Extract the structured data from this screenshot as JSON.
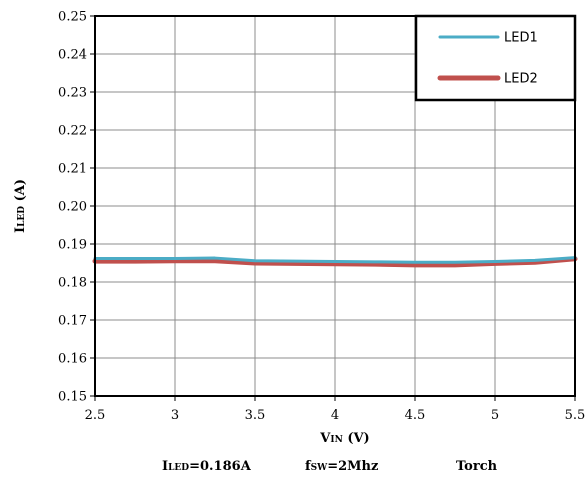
{
  "chart_data": {
    "type": "line",
    "x": [
      2.5,
      2.75,
      3.0,
      3.25,
      3.5,
      3.75,
      4.0,
      4.25,
      4.5,
      4.75,
      5.0,
      5.25,
      5.5
    ],
    "series": [
      {
        "name": "LED1",
        "color": "#4BACC6",
        "values": [
          0.1862,
          0.1862,
          0.1862,
          0.1863,
          0.1856,
          0.1855,
          0.1854,
          0.1853,
          0.1852,
          0.1852,
          0.1854,
          0.1857,
          0.1864
        ]
      },
      {
        "name": "LED2",
        "color": "#C0504D",
        "values": [
          0.1855,
          0.1855,
          0.1856,
          0.1856,
          0.185,
          0.1849,
          0.1848,
          0.1847,
          0.1845,
          0.1845,
          0.1849,
          0.1852,
          0.1861
        ]
      }
    ],
    "xlim": [
      2.5,
      5.5
    ],
    "ylim": [
      0.15,
      0.25
    ],
    "x_ticks": [
      "2.5",
      "3",
      "3.5",
      "4",
      "4.5",
      "5",
      "5.5"
    ],
    "y_ticks": [
      "0.15",
      "0.16",
      "0.17",
      "0.18",
      "0.19",
      "0.20",
      "0.21",
      "0.22",
      "0.23",
      "0.24",
      "0.25"
    ],
    "xlabel": {
      "main": "V",
      "sub": "IN",
      "unit": " (V)"
    },
    "ylabel": {
      "main": "I",
      "sub": "LED",
      "unit": " (A)"
    },
    "grid": true,
    "legend_position": "top-right",
    "footer": {
      "left": {
        "main": "I",
        "sub": "LED",
        "rest": "=0.186A"
      },
      "middle": {
        "main": "f",
        "sub": "SW",
        "rest": "=2Mhz"
      },
      "right": "Torch"
    }
  }
}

Written problem:
Reproduce all of the material exactly, apart from the pictures.

Final answer:
Extract the structured data from this screenshot as JSON.
{
  "chart_data": {
    "type": "line",
    "x": [
      2.5,
      2.75,
      3.0,
      3.25,
      3.5,
      3.75,
      4.0,
      4.25,
      4.5,
      4.75,
      5.0,
      5.25,
      5.5
    ],
    "series": [
      {
        "name": "LED1",
        "color": "#4BACC6",
        "values": [
          0.1862,
          0.1862,
          0.1862,
          0.1863,
          0.1856,
          0.1855,
          0.1854,
          0.1853,
          0.1852,
          0.1852,
          0.1854,
          0.1857,
          0.1864
        ]
      },
      {
        "name": "LED2",
        "color": "#C0504D",
        "values": [
          0.1855,
          0.1855,
          0.1856,
          0.1856,
          0.185,
          0.1849,
          0.1848,
          0.1847,
          0.1845,
          0.1845,
          0.1849,
          0.1852,
          0.1861
        ]
      }
    ],
    "xlim": [
      2.5,
      5.5
    ],
    "ylim": [
      0.15,
      0.25
    ],
    "x_ticks": [
      "2.5",
      "3",
      "3.5",
      "4",
      "4.5",
      "5",
      "5.5"
    ],
    "y_ticks": [
      "0.15",
      "0.16",
      "0.17",
      "0.18",
      "0.19",
      "0.20",
      "0.21",
      "0.22",
      "0.23",
      "0.24",
      "0.25"
    ],
    "xlabel": {
      "main": "V",
      "sub": "IN",
      "unit": " (V)"
    },
    "ylabel": {
      "main": "I",
      "sub": "LED",
      "unit": " (A)"
    },
    "grid": true,
    "legend_position": "top-right",
    "footer": {
      "left": {
        "main": "I",
        "sub": "LED",
        "rest": "=0.186A"
      },
      "middle": {
        "main": "f",
        "sub": "SW",
        "rest": "=2Mhz"
      },
      "right": "Torch"
    }
  }
}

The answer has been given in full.